• **Exercise objective**
Identify the lines that contain the word "duration", then copy them.

Data listing:
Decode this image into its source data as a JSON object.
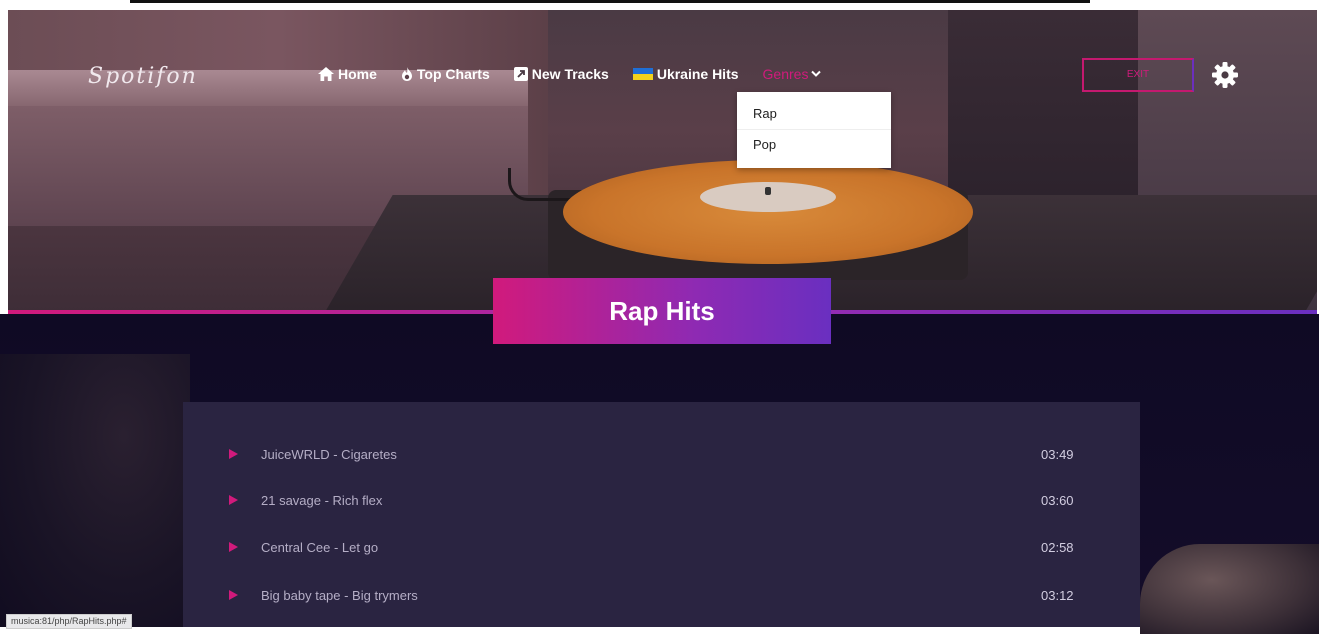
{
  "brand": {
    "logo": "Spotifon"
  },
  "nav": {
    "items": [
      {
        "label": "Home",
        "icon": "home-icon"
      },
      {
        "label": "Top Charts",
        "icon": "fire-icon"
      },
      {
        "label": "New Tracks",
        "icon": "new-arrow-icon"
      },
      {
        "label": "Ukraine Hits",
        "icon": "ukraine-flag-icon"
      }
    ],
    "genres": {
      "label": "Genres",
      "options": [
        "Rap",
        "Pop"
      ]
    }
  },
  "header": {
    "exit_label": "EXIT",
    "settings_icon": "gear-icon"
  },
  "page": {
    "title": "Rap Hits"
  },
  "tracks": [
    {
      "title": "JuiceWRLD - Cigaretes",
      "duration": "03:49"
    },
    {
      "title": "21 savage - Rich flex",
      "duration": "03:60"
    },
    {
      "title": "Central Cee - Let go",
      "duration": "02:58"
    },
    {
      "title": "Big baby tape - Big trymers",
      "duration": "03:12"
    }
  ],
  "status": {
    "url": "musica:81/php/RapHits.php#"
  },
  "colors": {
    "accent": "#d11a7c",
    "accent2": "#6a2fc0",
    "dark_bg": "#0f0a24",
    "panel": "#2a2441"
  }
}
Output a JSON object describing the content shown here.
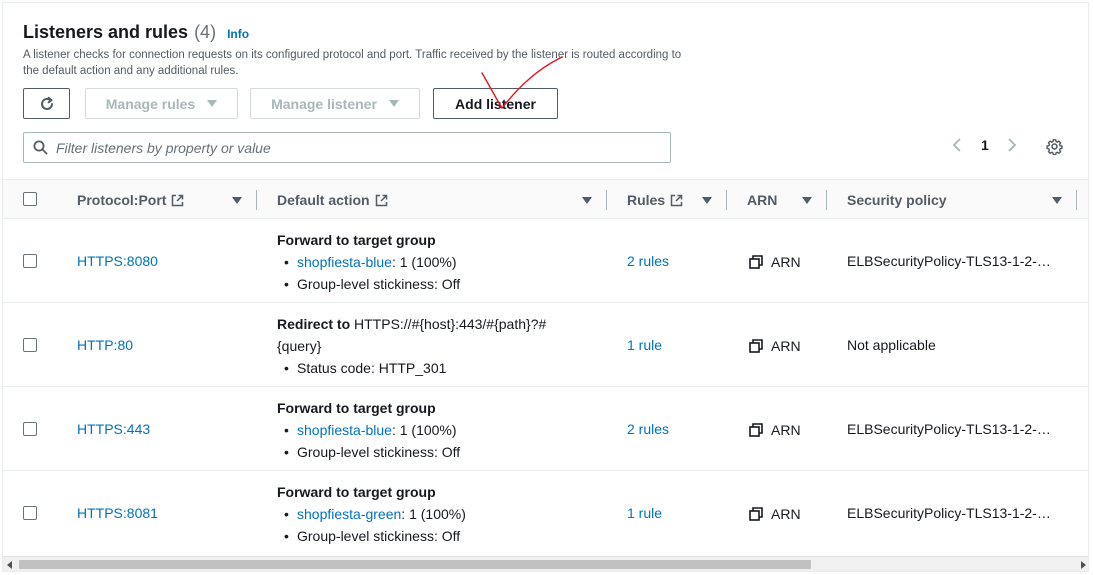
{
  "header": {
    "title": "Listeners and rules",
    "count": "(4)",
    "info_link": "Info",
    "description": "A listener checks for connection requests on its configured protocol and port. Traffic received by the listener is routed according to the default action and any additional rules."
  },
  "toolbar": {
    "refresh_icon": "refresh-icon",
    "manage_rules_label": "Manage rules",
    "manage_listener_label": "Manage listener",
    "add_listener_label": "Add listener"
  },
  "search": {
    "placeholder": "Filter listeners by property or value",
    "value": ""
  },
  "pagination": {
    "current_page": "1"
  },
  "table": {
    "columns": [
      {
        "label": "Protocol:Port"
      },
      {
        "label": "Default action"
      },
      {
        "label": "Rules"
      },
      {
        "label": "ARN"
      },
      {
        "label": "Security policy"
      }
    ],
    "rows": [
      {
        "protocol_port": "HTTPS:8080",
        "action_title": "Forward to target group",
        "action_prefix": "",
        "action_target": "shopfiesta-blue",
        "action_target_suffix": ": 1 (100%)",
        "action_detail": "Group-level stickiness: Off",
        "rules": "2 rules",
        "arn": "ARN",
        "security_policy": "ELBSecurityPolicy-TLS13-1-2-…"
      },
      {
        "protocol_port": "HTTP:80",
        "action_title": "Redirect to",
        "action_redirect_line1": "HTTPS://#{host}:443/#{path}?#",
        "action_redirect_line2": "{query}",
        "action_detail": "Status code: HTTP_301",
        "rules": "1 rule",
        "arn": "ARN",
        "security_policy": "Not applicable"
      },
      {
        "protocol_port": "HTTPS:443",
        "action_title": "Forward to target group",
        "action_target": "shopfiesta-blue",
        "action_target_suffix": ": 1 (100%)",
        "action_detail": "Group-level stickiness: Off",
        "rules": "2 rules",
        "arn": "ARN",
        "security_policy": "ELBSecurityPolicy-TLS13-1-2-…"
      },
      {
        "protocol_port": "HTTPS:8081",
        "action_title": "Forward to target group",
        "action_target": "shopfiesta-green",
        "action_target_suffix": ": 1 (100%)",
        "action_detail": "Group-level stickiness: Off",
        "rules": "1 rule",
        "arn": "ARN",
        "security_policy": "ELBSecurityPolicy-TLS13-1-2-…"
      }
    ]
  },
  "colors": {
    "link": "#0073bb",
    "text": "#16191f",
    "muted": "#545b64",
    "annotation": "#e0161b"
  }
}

• **Full response**
      "duration": "03:49"
      "duration": "03:60"
      "duration": "02:58"
      "duration": "03:12"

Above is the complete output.